### GIVEN REQUEST
Transcribe all the entries word for word, omitting any pictures they contain.

### GIVEN ENTRIES
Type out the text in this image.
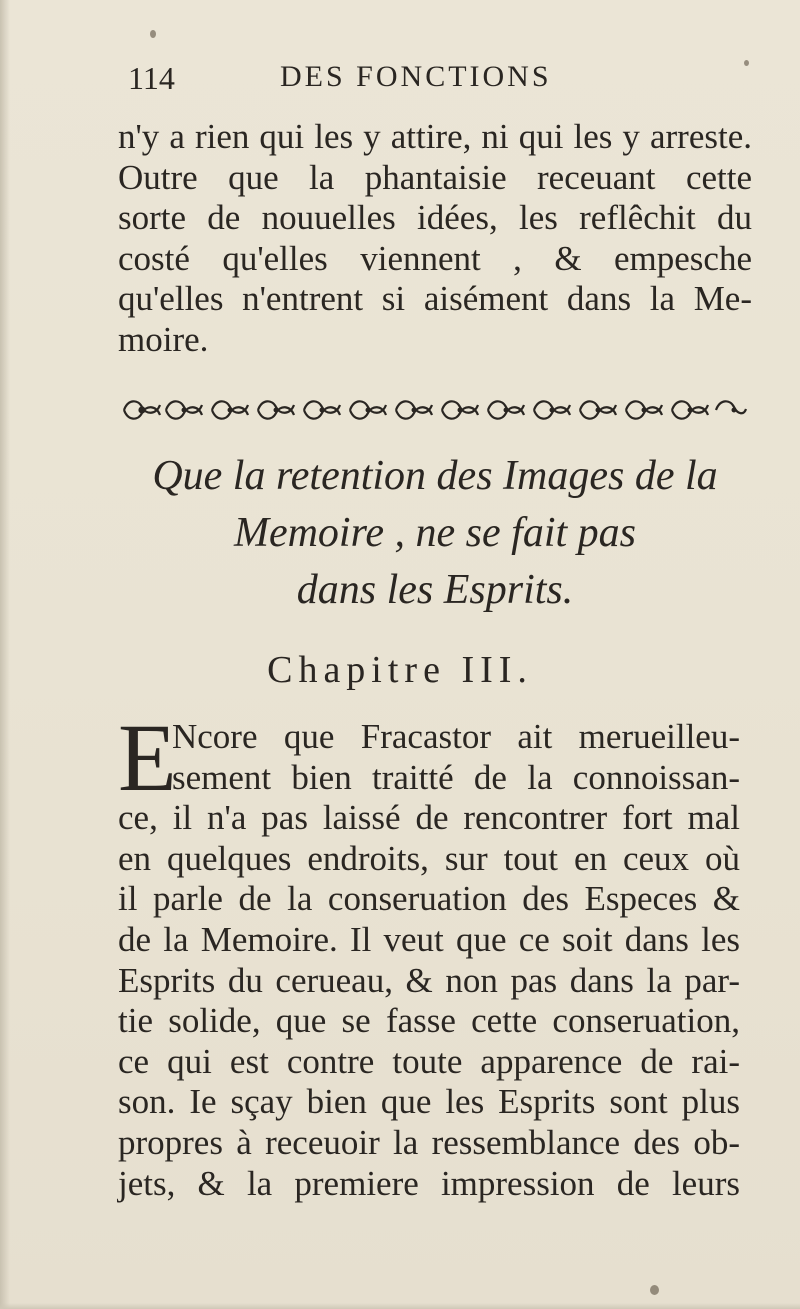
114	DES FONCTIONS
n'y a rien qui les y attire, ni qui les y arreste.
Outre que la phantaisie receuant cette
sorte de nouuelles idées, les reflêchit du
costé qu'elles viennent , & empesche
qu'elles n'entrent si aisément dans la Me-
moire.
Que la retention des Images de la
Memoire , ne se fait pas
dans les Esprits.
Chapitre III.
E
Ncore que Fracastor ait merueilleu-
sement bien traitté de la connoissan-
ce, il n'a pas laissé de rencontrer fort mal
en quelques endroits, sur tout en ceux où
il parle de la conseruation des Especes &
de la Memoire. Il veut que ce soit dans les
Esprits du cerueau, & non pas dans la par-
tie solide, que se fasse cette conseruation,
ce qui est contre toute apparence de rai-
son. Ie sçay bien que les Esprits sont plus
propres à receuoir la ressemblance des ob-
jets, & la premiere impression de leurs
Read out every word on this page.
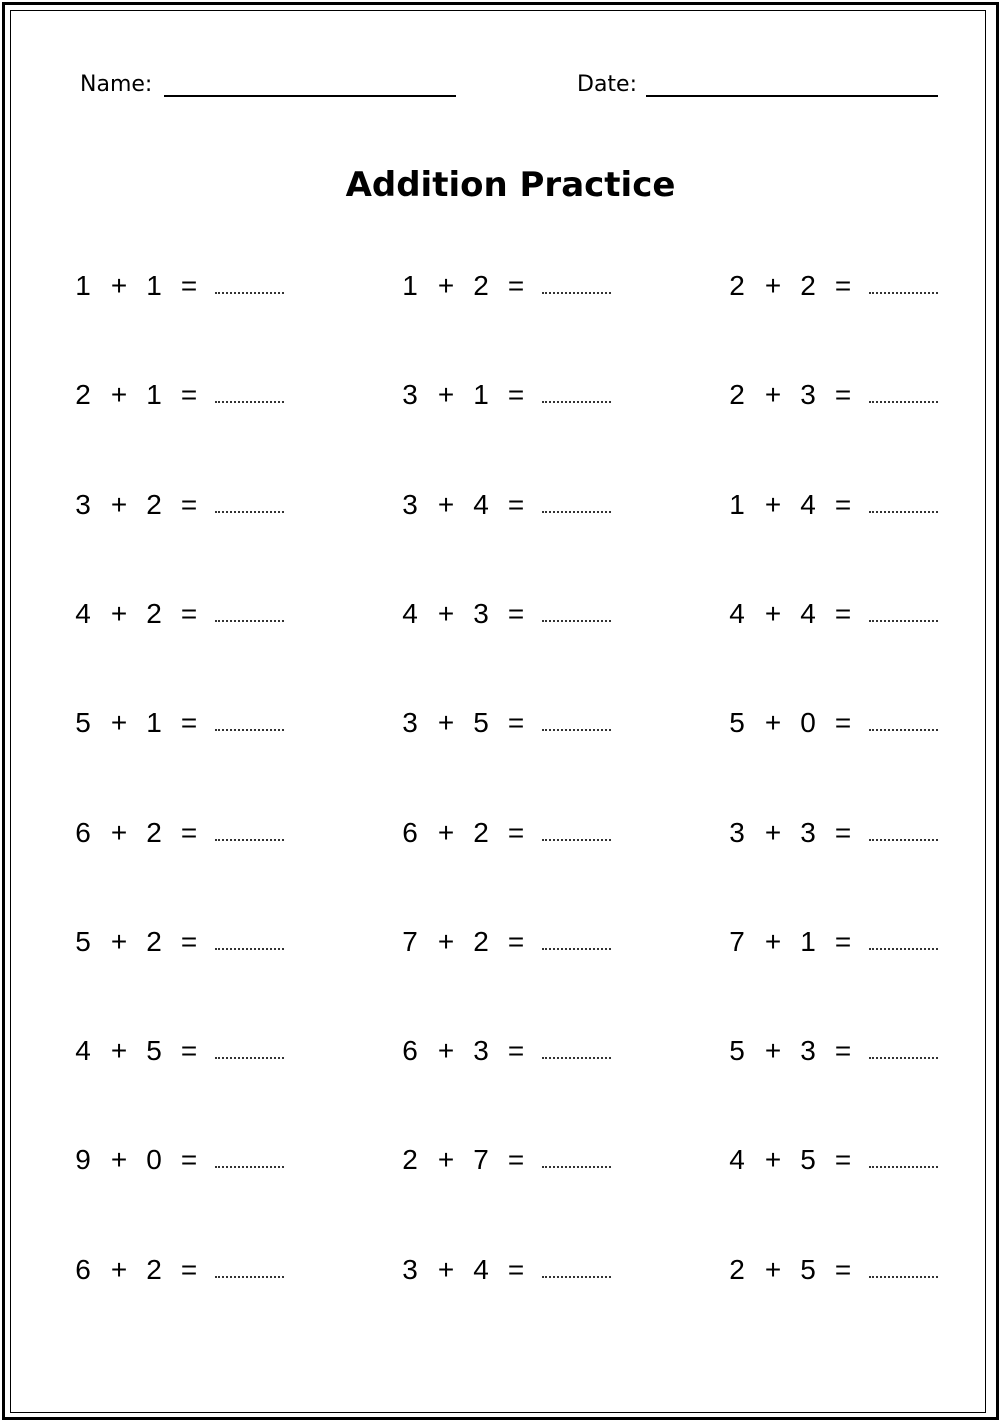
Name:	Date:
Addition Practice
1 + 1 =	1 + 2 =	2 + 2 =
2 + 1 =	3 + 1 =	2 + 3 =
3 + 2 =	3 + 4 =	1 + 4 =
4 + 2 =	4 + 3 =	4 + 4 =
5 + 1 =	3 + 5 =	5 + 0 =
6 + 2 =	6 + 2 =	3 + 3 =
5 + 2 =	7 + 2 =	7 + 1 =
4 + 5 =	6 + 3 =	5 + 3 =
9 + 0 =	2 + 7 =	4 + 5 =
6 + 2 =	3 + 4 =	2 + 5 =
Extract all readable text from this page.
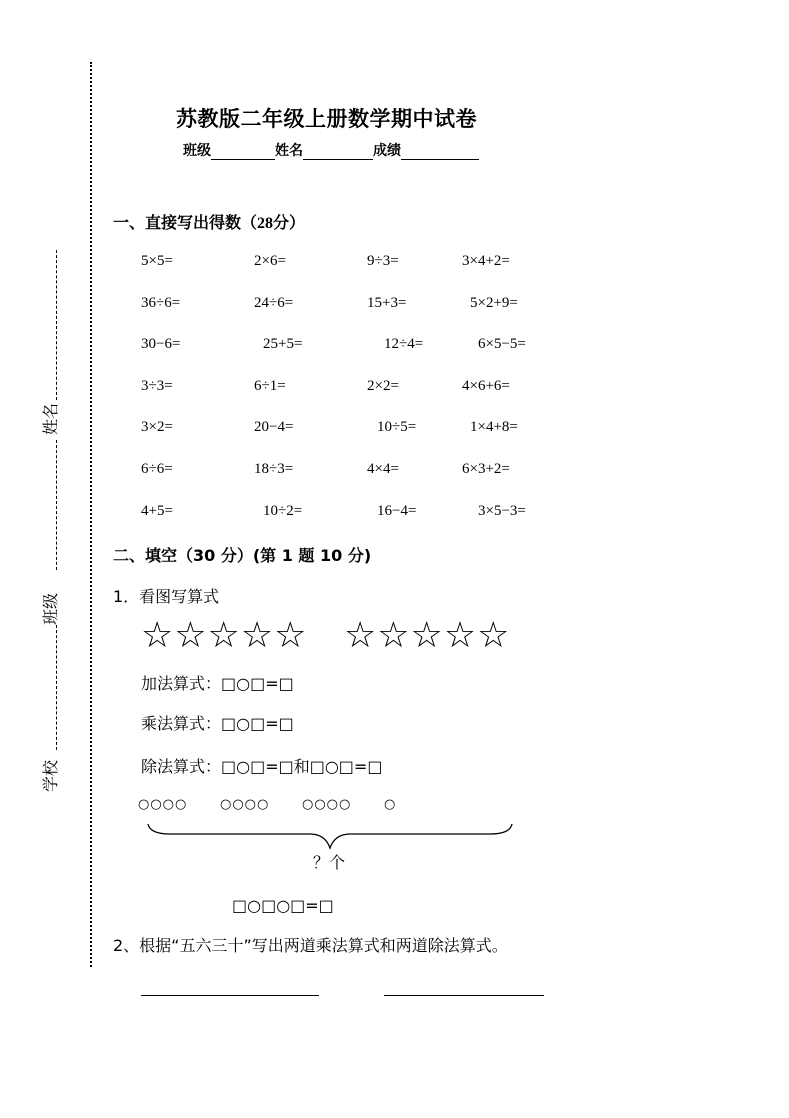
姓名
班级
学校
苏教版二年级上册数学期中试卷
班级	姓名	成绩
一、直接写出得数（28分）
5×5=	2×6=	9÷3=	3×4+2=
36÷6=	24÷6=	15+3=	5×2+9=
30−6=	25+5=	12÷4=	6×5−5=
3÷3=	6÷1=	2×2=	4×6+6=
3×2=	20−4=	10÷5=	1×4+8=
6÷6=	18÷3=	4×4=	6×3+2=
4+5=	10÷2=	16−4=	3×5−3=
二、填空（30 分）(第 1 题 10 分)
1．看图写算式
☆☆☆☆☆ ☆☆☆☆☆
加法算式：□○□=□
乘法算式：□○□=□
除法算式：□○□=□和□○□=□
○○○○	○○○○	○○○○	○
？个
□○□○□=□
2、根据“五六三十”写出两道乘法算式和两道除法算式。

### ANSWER BELOW
Type out the text in this image.
114	DES FONCTIONS
n'y a rien qui les y attire, ni qui les y arreste.
Outre que la phantaisie receuant cette
sorte de nouuelles idées, les reflêchit du
costé qu'elles viennent , & empesche
qu'elles n'entrent si aisément dans la Me-
moire.
Que la retention des Images de la
Memoire , ne se fait pas
dans les Esprits.
Chapitre III.
E
Ncore que Fracastor ait merueilleu-
sement bien traitté de la connoissan-
ce, il n'a pas laissé de rencontrer fort mal
en quelques endroits, sur tout en ceux où
il parle de la conseruation des Especes &
de la Memoire. Il veut que ce soit dans les
Esprits du cerueau, & non pas dans la par-
tie solide, que se fasse cette conseruation,
ce qui est contre toute apparence de rai-
son. Ie sçay bien que les Esprits sont plus
propres à receuoir la ressemblance des ob-
jets, & la premiere impression de leurs
Read out every word on this page.
Name:	Date:
Addition Practice
1 + 1 =	1 + 2 =	2 + 2 =
2 + 1 =	3 + 1 =	2 + 3 =
3 + 2 =	3 + 4 =	1 + 4 =
4 + 2 =	4 + 3 =	4 + 4 =
5 + 1 =	3 + 5 =	5 + 0 =
6 + 2 =	6 + 2 =	3 + 3 =
5 + 2 =	7 + 2 =	7 + 1 =
4 + 5 =	6 + 3 =	5 + 3 =
9 + 0 =	2 + 7 =	4 + 5 =
6 + 2 =	3 + 4 =	2 + 5 =
Extract all readable text from this page.
姓名
班级
学校
苏教版二年级上册数学期中试卷
班级	姓名	成绩
一、直接写出得数（28分）
5×5=	2×6=	9÷3=	3×4+2=
36÷6=	24÷6=	15+3=	5×2+9=
30−6=	25+5=	12÷4=	6×5−5=
3÷3=	6÷1=	2×2=	4×6+6=
3×2=	20−4=	10÷5=	1×4+8=
6÷6=	18÷3=	4×4=	6×3+2=
4+5=	10÷2=	16−4=	3×5−3=
二、填空（30 分）(第 1 题 10 分)
1．看图写算式
☆☆☆☆☆ ☆☆☆☆☆
加法算式：□○□=□
乘法算式：□○□=□
除法算式：□○□=□和□○□=□
○○○○	○○○○	○○○○	○
？个
□○□○□=□
2、根据“五六三十”写出两道乘法算式和两道除法算式。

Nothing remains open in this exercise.